GIVEN EXERCISE: Every record below is to be retyped exactly.

DATASET ROWS:
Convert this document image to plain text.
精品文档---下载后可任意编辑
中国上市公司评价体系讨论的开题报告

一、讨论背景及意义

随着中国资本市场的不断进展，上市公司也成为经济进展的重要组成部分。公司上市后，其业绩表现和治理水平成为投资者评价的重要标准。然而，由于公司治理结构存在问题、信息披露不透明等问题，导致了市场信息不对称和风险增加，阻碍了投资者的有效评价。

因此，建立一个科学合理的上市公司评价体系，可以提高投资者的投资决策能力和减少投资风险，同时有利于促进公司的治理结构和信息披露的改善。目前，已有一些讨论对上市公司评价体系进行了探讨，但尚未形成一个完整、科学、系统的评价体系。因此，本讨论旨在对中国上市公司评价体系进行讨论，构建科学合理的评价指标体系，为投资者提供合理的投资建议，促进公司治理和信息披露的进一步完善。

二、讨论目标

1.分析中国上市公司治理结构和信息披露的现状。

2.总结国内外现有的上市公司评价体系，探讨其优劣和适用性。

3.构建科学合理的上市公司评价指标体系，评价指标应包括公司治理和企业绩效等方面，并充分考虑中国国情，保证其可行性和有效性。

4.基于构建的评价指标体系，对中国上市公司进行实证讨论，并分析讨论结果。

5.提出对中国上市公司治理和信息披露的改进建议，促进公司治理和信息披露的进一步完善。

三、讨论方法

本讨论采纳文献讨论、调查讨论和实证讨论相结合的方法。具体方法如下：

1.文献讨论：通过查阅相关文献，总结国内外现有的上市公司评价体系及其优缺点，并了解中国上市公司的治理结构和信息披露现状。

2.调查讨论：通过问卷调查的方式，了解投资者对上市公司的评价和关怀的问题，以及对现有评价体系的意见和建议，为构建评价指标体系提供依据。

THE RESULT:
Convert this document image to plain text.
精品文档---下载后可任意编辑
中国上市公司评价体系讨论的开题报告

一、讨论背景及意义

随着中国资本市场的不断进展，上市公司也成为经济进展的重要组成部分。公司上市后，其业绩表现和治理水平成为投资者评价的重要标准。然而，由于公司治理结构存在问题、信息披露不透明等问题，导致了市场信息不对称和风险增加，阻碍了投资者的有效评价。

因此，建立一个科学合理的上市公司评价体系，可以提高投资者的投资决策能力和减少投资风险，同时有利于促进公司的治理结构和信息披露的改善。目前，已有一些讨论对上市公司评价体系进行了探讨，但尚未形成一个完整、科学、系统的评价体系。因此，本讨论旨在对中国上市公司评价体系进行讨论，构建科学合理的评价指标体系，为投资者提供合理的投资建议，促进公司治理和信息披露的进一步完善。

二、讨论目标

1.分析中国上市公司治理结构和信息披露的现状。

2.总结国内外现有的上市公司评价体系，探讨其优劣和适用性。

3.构建科学合理的上市公司评价指标体系，评价指标应包括公司治理和企业绩效等方面，并充分考虑中国国情，保证其可行性和有效性。

4.基于构建的评价指标体系，对中国上市公司进行实证讨论，并分析讨论结果。

5.提出对中国上市公司治理和信息披露的改进建议，促进公司治理和信息披露的进一步完善。

三、讨论方法

本讨论采纳文献讨论、调查讨论和实证讨论相结合的方法。具体方法如下：

1.文献讨论：通过查阅相关文献，总结国内外现有的上市公司评价体系及其优缺点，并了解中国上市公司的治理结构和信息披露现状。

2.调查讨论：通过问卷调查的方式，了解投资者对上市公司的评价和关怀的问题，以及对现有评价体系的意见和建议，为构建评价指标体系提供依据。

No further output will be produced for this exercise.